→ **What is asked**:
Transcribe each line of the material as it is, and drop any picture.

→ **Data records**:
----

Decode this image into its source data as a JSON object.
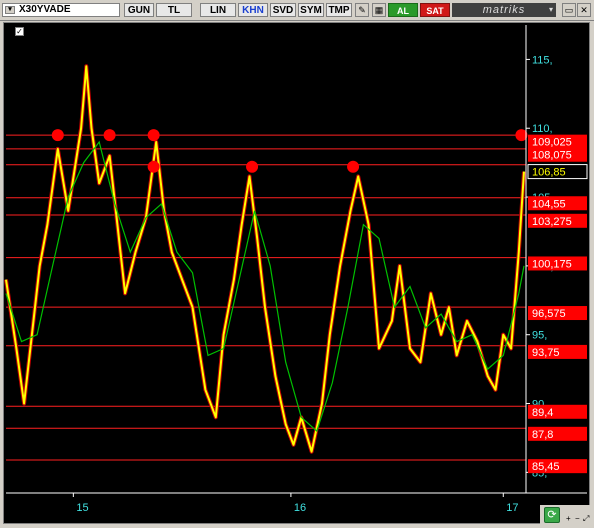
{
  "toolbar": {
    "symbol": "X30YVADE",
    "tabs": [
      "GUN",
      "TL",
      "LIN",
      "KHN",
      "SVD",
      "SYM",
      "TMP"
    ],
    "active_tab": "KHN",
    "buy_label": "AL",
    "sell_label": "SAT",
    "brand": "matriks"
  },
  "colors": {
    "background": "#000000",
    "price": "#ffff00",
    "price_outline": "#c00000",
    "moving_average": "#00c000",
    "level_line": "#ff2020",
    "level_box": "#ff0000",
    "axis_text": "#40e0e0",
    "current_price_box": "#000000"
  },
  "chart_data": {
    "type": "line",
    "instrument": "X30YVADE",
    "ylim": [
      83.5,
      117.5
    ],
    "y_ticks": [
      "115,",
      "110,",
      "105,",
      "100,",
      "95,",
      "90,",
      "85,"
    ],
    "y_tick_values": [
      115,
      110,
      105,
      100,
      95,
      90,
      85
    ],
    "x_ticks": [
      "15",
      "16",
      "17"
    ],
    "x_tick_positions": [
      0.13,
      0.55,
      0.96
    ],
    "current_price": "106,85",
    "current_price_value": 106.85,
    "levels": [
      {
        "label": "109,025",
        "value": 109.025
      },
      {
        "label": "108,075",
        "value": 108.075
      },
      {
        "label": "104,55",
        "value": 104.55
      },
      {
        "label": "103,275",
        "value": 103.275
      },
      {
        "label": "100,175",
        "value": 100.175
      },
      {
        "label": "96,575",
        "value": 96.575
      },
      {
        "label": "93,75",
        "value": 93.75
      },
      {
        "label": "89,4",
        "value": 89.4
      },
      {
        "label": "87,8",
        "value": 87.8
      },
      {
        "label": "85,45",
        "value": 85.45
      }
    ],
    "level_lines": [
      109.5,
      108.5,
      107.35,
      104.95,
      103.7,
      100.6,
      97.0,
      94.2,
      89.8,
      88.2,
      85.9
    ],
    "markers": [
      {
        "x": 0.1,
        "y": 109.5
      },
      {
        "x": 0.2,
        "y": 109.5
      },
      {
        "x": 0.285,
        "y": 109.5
      },
      {
        "x": 0.285,
        "y": 107.2
      },
      {
        "x": 0.475,
        "y": 107.2
      },
      {
        "x": 0.67,
        "y": 107.2
      },
      {
        "x": 0.995,
        "y": 109.5
      }
    ],
    "price": {
      "x": [
        0,
        0.02,
        0.035,
        0.05,
        0.065,
        0.08,
        0.1,
        0.12,
        0.145,
        0.155,
        0.165,
        0.18,
        0.2,
        0.215,
        0.23,
        0.25,
        0.27,
        0.29,
        0.305,
        0.32,
        0.34,
        0.36,
        0.385,
        0.405,
        0.42,
        0.44,
        0.455,
        0.47,
        0.485,
        0.5,
        0.52,
        0.54,
        0.555,
        0.57,
        0.59,
        0.61,
        0.625,
        0.645,
        0.665,
        0.68,
        0.7,
        0.72,
        0.745,
        0.76,
        0.78,
        0.8,
        0.82,
        0.84,
        0.855,
        0.87,
        0.89,
        0.91,
        0.93,
        0.945,
        0.96,
        0.975,
        0.99,
        1.0
      ],
      "y": [
        99.0,
        94.0,
        90.0,
        95.0,
        100.0,
        103.0,
        108.5,
        104.0,
        110.0,
        114.5,
        110.0,
        106.0,
        108.0,
        103.0,
        98.0,
        101.0,
        103.5,
        109.0,
        104.0,
        101.0,
        99.0,
        97.0,
        91.0,
        89.0,
        95.0,
        99.0,
        103.0,
        106.5,
        102.0,
        97.0,
        92.0,
        88.5,
        87.0,
        89.0,
        86.5,
        90.0,
        95.0,
        100.0,
        104.0,
        106.5,
        103.0,
        94.0,
        96.0,
        100.0,
        94.0,
        93.0,
        98.0,
        95.0,
        97.0,
        93.5,
        96.0,
        94.5,
        92.0,
        91.0,
        95.0,
        94.0,
        101.0,
        106.85
      ]
    },
    "moving_average": {
      "x": [
        0,
        0.03,
        0.06,
        0.09,
        0.12,
        0.15,
        0.18,
        0.21,
        0.24,
        0.27,
        0.3,
        0.33,
        0.36,
        0.39,
        0.42,
        0.45,
        0.48,
        0.51,
        0.54,
        0.57,
        0.6,
        0.63,
        0.66,
        0.69,
        0.72,
        0.75,
        0.78,
        0.81,
        0.84,
        0.87,
        0.9,
        0.93,
        0.96,
        0.99,
        1.0
      ],
      "y": [
        98.0,
        94.5,
        95.0,
        100.0,
        105.0,
        107.5,
        109.0,
        104.5,
        101.0,
        103.5,
        104.5,
        101.0,
        99.5,
        93.5,
        94.0,
        99.0,
        104.0,
        100.0,
        93.0,
        89.0,
        88.0,
        91.5,
        97.0,
        103.0,
        102.0,
        97.0,
        98.5,
        95.5,
        96.5,
        94.5,
        95.0,
        92.5,
        93.5,
        98.0,
        100.0
      ]
    }
  }
}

----

→ **Exercise result**:
Decode this image into its source data as a JSON object.
{
  "toolbar": {
    "symbol": "X30YVADE",
    "tabs": [
      "GUN",
      "TL",
      "LIN",
      "KHN",
      "SVD",
      "SYM",
      "TMP"
    ],
    "active_tab": "KHN",
    "buy_label": "AL",
    "sell_label": "SAT",
    "brand": "matriks"
  },
  "colors": {
    "background": "#000000",
    "price": "#ffff00",
    "price_outline": "#c00000",
    "moving_average": "#00c000",
    "level_line": "#ff2020",
    "level_box": "#ff0000",
    "axis_text": "#40e0e0",
    "current_price_box": "#000000"
  },
  "chart_data": {
    "type": "line",
    "instrument": "X30YVADE",
    "ylim": [
      83.5,
      117.5
    ],
    "y_ticks": [
      "115,",
      "110,",
      "105,",
      "100,",
      "95,",
      "90,",
      "85,"
    ],
    "y_tick_values": [
      115,
      110,
      105,
      100,
      95,
      90,
      85
    ],
    "x_ticks": [
      "15",
      "16",
      "17"
    ],
    "x_tick_positions": [
      0.13,
      0.55,
      0.96
    ],
    "current_price": "106,85",
    "current_price_value": 106.85,
    "levels": [
      {
        "label": "109,025",
        "value": 109.025
      },
      {
        "label": "108,075",
        "value": 108.075
      },
      {
        "label": "104,55",
        "value": 104.55
      },
      {
        "label": "103,275",
        "value": 103.275
      },
      {
        "label": "100,175",
        "value": 100.175
      },
      {
        "label": "96,575",
        "value": 96.575
      },
      {
        "label": "93,75",
        "value": 93.75
      },
      {
        "label": "89,4",
        "value": 89.4
      },
      {
        "label": "87,8",
        "value": 87.8
      },
      {
        "label": "85,45",
        "value": 85.45
      }
    ],
    "level_lines": [
      109.5,
      108.5,
      107.35,
      104.95,
      103.7,
      100.6,
      97.0,
      94.2,
      89.8,
      88.2,
      85.9
    ],
    "markers": [
      {
        "x": 0.1,
        "y": 109.5
      },
      {
        "x": 0.2,
        "y": 109.5
      },
      {
        "x": 0.285,
        "y": 109.5
      },
      {
        "x": 0.285,
        "y": 107.2
      },
      {
        "x": 0.475,
        "y": 107.2
      },
      {
        "x": 0.67,
        "y": 107.2
      },
      {
        "x": 0.995,
        "y": 109.5
      }
    ],
    "price": {
      "x": [
        0,
        0.02,
        0.035,
        0.05,
        0.065,
        0.08,
        0.1,
        0.12,
        0.145,
        0.155,
        0.165,
        0.18,
        0.2,
        0.215,
        0.23,
        0.25,
        0.27,
        0.29,
        0.305,
        0.32,
        0.34,
        0.36,
        0.385,
        0.405,
        0.42,
        0.44,
        0.455,
        0.47,
        0.485,
        0.5,
        0.52,
        0.54,
        0.555,
        0.57,
        0.59,
        0.61,
        0.625,
        0.645,
        0.665,
        0.68,
        0.7,
        0.72,
        0.745,
        0.76,
        0.78,
        0.8,
        0.82,
        0.84,
        0.855,
        0.87,
        0.89,
        0.91,
        0.93,
        0.945,
        0.96,
        0.975,
        0.99,
        1.0
      ],
      "y": [
        99.0,
        94.0,
        90.0,
        95.0,
        100.0,
        103.0,
        108.5,
        104.0,
        110.0,
        114.5,
        110.0,
        106.0,
        108.0,
        103.0,
        98.0,
        101.0,
        103.5,
        109.0,
        104.0,
        101.0,
        99.0,
        97.0,
        91.0,
        89.0,
        95.0,
        99.0,
        103.0,
        106.5,
        102.0,
        97.0,
        92.0,
        88.5,
        87.0,
        89.0,
        86.5,
        90.0,
        95.0,
        100.0,
        104.0,
        106.5,
        103.0,
        94.0,
        96.0,
        100.0,
        94.0,
        93.0,
        98.0,
        95.0,
        97.0,
        93.5,
        96.0,
        94.5,
        92.0,
        91.0,
        95.0,
        94.0,
        101.0,
        106.85
      ]
    },
    "moving_average": {
      "x": [
        0,
        0.03,
        0.06,
        0.09,
        0.12,
        0.15,
        0.18,
        0.21,
        0.24,
        0.27,
        0.3,
        0.33,
        0.36,
        0.39,
        0.42,
        0.45,
        0.48,
        0.51,
        0.54,
        0.57,
        0.6,
        0.63,
        0.66,
        0.69,
        0.72,
        0.75,
        0.78,
        0.81,
        0.84,
        0.87,
        0.9,
        0.93,
        0.96,
        0.99,
        1.0
      ],
      "y": [
        98.0,
        94.5,
        95.0,
        100.0,
        105.0,
        107.5,
        109.0,
        104.5,
        101.0,
        103.5,
        104.5,
        101.0,
        99.5,
        93.5,
        94.0,
        99.0,
        104.0,
        100.0,
        93.0,
        89.0,
        88.0,
        91.5,
        97.0,
        103.0,
        102.0,
        97.0,
        98.5,
        95.5,
        96.5,
        94.5,
        95.0,
        92.5,
        93.5,
        98.0,
        100.0
      ]
    }
  }
}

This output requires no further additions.